-- TASK OBJECTIVE --
Below is a block of records; repeat each one exactly.
[START]
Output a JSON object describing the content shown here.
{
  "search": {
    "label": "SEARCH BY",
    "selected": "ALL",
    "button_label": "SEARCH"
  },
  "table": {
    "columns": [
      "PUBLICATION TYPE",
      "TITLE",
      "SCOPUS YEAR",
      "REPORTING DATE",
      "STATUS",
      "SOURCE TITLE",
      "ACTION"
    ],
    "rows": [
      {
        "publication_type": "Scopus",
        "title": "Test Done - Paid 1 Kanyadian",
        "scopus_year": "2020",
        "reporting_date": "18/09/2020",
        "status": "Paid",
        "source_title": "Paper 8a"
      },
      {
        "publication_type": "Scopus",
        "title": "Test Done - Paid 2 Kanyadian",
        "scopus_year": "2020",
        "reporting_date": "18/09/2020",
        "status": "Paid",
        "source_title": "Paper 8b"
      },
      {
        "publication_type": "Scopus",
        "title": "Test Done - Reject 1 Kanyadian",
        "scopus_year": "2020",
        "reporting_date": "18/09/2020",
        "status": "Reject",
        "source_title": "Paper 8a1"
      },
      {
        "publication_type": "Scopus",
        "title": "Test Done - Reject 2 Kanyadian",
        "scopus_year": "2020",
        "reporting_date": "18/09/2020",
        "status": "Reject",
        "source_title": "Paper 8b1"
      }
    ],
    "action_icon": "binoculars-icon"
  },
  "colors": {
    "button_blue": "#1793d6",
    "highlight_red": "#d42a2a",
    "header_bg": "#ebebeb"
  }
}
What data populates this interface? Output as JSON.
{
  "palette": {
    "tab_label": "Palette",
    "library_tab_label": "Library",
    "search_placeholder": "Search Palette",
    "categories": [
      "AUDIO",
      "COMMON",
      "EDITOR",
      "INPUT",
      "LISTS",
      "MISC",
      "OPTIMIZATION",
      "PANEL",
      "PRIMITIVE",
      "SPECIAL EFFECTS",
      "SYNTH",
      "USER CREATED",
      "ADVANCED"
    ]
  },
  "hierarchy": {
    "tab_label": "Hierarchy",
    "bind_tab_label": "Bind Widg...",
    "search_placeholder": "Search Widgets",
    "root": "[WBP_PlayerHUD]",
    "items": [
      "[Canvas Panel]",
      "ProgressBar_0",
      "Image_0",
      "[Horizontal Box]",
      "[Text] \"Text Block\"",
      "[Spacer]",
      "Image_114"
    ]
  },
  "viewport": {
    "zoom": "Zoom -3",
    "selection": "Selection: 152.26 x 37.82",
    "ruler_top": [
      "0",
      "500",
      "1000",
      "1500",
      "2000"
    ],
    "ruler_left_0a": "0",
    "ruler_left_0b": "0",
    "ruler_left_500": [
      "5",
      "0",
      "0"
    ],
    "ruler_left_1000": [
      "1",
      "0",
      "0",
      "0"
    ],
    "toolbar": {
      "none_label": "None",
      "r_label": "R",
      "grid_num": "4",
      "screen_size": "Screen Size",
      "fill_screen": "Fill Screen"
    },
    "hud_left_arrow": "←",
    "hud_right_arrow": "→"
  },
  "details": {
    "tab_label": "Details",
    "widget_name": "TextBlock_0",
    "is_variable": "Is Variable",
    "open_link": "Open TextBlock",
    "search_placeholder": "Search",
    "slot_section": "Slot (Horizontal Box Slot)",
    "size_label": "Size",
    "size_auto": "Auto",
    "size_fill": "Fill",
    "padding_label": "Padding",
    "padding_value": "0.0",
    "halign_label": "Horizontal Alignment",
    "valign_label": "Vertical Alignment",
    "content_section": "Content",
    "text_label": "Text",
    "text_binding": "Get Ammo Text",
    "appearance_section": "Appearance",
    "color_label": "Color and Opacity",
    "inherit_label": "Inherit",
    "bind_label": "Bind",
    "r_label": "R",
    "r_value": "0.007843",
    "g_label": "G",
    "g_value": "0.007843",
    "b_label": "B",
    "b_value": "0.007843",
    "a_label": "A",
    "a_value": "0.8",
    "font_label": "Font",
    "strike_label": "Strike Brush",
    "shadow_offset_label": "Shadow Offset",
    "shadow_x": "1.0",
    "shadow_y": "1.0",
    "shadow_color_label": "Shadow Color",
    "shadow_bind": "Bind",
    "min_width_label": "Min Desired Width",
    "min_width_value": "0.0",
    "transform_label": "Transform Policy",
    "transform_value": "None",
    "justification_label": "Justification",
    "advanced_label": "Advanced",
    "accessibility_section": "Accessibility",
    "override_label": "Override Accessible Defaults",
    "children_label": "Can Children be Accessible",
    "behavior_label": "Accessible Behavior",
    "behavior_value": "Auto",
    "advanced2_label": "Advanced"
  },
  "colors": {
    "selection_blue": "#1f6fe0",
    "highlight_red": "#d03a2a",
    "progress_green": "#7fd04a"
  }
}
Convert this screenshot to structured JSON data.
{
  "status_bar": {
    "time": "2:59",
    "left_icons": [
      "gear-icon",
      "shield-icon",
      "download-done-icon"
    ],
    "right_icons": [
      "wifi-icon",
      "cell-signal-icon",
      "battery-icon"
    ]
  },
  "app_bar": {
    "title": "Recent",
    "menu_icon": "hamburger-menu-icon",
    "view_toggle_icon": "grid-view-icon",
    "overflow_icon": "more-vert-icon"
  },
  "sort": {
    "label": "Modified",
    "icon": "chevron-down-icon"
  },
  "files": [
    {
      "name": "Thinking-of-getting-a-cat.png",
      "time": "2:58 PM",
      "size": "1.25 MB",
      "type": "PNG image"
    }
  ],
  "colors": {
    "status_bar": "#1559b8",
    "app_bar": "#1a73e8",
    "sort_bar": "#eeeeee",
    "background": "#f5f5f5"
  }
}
[END]
-- FULL RESPONSE --
Output a JSON object describing the content shown here.
{
  "search": {
    "label": "SEARCH BY",
    "selected": "ALL",
    "button_label": "SEARCH"
  },
  "table": {
    "columns": [
      "PUBLICATION TYPE",
      "TITLE",
      "SCOPUS YEAR",
      "REPORTING DATE",
      "STATUS",
      "SOURCE TITLE",
      "ACTION"
    ],
    "rows": [
      {
        "publication_type": "Scopus",
        "title": "Test Done - Paid 1 Kanyadian",
        "scopus_year": "2020",
        "reporting_date": "18/09/2020",
        "status": "Paid",
        "source_title": "Paper 8a"
      },
      {
        "publication_type": "Scopus",
        "title": "Test Done - Paid 2 Kanyadian",
        "scopus_year": "2020",
        "reporting_date": "18/09/2020",
        "status": "Paid",
        "source_title": "Paper 8b"
      },
      {
        "publication_type": "Scopus",
        "title": "Test Done - Reject 1 Kanyadian",
        "scopus_year": "2020",
        "reporting_date": "18/09/2020",
        "status": "Reject",
        "source_title": "Paper 8a1"
      },
      {
        "publication_type": "Scopus",
        "title": "Test Done - Reject 2 Kanyadian",
        "scopus_year": "2020",
        "reporting_date": "18/09/2020",
        "status": "Reject",
        "source_title": "Paper 8b1"
      }
    ],
    "action_icon": "binoculars-icon"
  },
  "colors": {
    "button_blue": "#1793d6",
    "highlight_red": "#d42a2a",
    "header_bg": "#ebebeb"
  }
}
What data populates this interface? Output as JSON.
{
  "palette": {
    "tab_label": "Palette",
    "library_tab_label": "Library",
    "search_placeholder": "Search Palette",
    "categories": [
      "AUDIO",
      "COMMON",
      "EDITOR",
      "INPUT",
      "LISTS",
      "MISC",
      "OPTIMIZATION",
      "PANEL",
      "PRIMITIVE",
      "SPECIAL EFFECTS",
      "SYNTH",
      "USER CREATED",
      "ADVANCED"
    ]
  },
  "hierarchy": {
    "tab_label": "Hierarchy",
    "bind_tab_label": "Bind Widg...",
    "search_placeholder": "Search Widgets",
    "root": "[WBP_PlayerHUD]",
    "items": [
      "[Canvas Panel]",
      "ProgressBar_0",
      "Image_0",
      "[Horizontal Box]",
      "[Text] \"Text Block\"",
      "[Spacer]",
      "Image_114"
    ]
  },
  "viewport": {
    "zoom": "Zoom -3",
    "selection": "Selection: 152.26 x 37.82",
    "ruler_top": [
      "0",
      "500",
      "1000",
      "1500",
      "2000"
    ],
    "ruler_left_0a": "0",
    "ruler_left_0b": "0",
    "ruler_left_500": [
      "5",
      "0",
      "0"
    ],
    "ruler_left_1000": [
      "1",
      "0",
      "0",
      "0"
    ],
    "toolbar": {
      "none_label": "None",
      "r_label": "R",
      "grid_num": "4",
      "screen_size": "Screen Size",
      "fill_screen": "Fill Screen"
    },
    "hud_left_arrow": "←",
    "hud_right_arrow": "→"
  },
  "details": {
    "tab_label": "Details",
    "widget_name": "TextBlock_0",
    "is_variable": "Is Variable",
    "open_link": "Open TextBlock",
    "search_placeholder": "Search",
    "slot_section": "Slot (Horizontal Box Slot)",
    "size_label": "Size",
    "size_auto": "Auto",
    "size_fill": "Fill",
    "padding_label": "Padding",
    "padding_value": "0.0",
    "halign_label": "Horizontal Alignment",
    "valign_label": "Vertical Alignment",
    "content_section": "Content",
    "text_label": "Text",
    "text_binding": "Get Ammo Text",
    "appearance_section": "Appearance",
    "color_label": "Color and Opacity",
    "inherit_label": "Inherit",
    "bind_label": "Bind",
    "r_label": "R",
    "r_value": "0.007843",
    "g_label": "G",
    "g_value": "0.007843",
    "b_label": "B",
    "b_value": "0.007843",
    "a_label": "A",
    "a_value": "0.8",
    "font_label": "Font",
    "strike_label": "Strike Brush",
    "shadow_offset_label": "Shadow Offset",
    "shadow_x": "1.0",
    "shadow_y": "1.0",
    "shadow_color_label": "Shadow Color",
    "shadow_bind": "Bind",
    "min_width_label": "Min Desired Width",
    "min_width_value": "0.0",
    "transform_label": "Transform Policy",
    "transform_value": "None",
    "justification_label": "Justification",
    "advanced_label": "Advanced",
    "accessibility_section": "Accessibility",
    "override_label": "Override Accessible Defaults",
    "children_label": "Can Children be Accessible",
    "behavior_label": "Accessible Behavior",
    "behavior_value": "Auto",
    "advanced2_label": "Advanced"
  },
  "colors": {
    "selection_blue": "#1f6fe0",
    "highlight_red": "#d03a2a",
    "progress_green": "#7fd04a"
  }
}
Convert this screenshot to structured JSON data.
{
  "status_bar": {
    "time": "2:59",
    "left_icons": [
      "gear-icon",
      "shield-icon",
      "download-done-icon"
    ],
    "right_icons": [
      "wifi-icon",
      "cell-signal-icon",
      "battery-icon"
    ]
  },
  "app_bar": {
    "title": "Recent",
    "menu_icon": "hamburger-menu-icon",
    "view_toggle_icon": "grid-view-icon",
    "overflow_icon": "more-vert-icon"
  },
  "sort": {
    "label": "Modified",
    "icon": "chevron-down-icon"
  },
  "files": [
    {
      "name": "Thinking-of-getting-a-cat.png",
      "time": "2:58 PM",
      "size": "1.25 MB",
      "type": "PNG image"
    }
  ],
  "colors": {
    "status_bar": "#1559b8",
    "app_bar": "#1a73e8",
    "sort_bar": "#eeeeee",
    "background": "#f5f5f5"
  }
}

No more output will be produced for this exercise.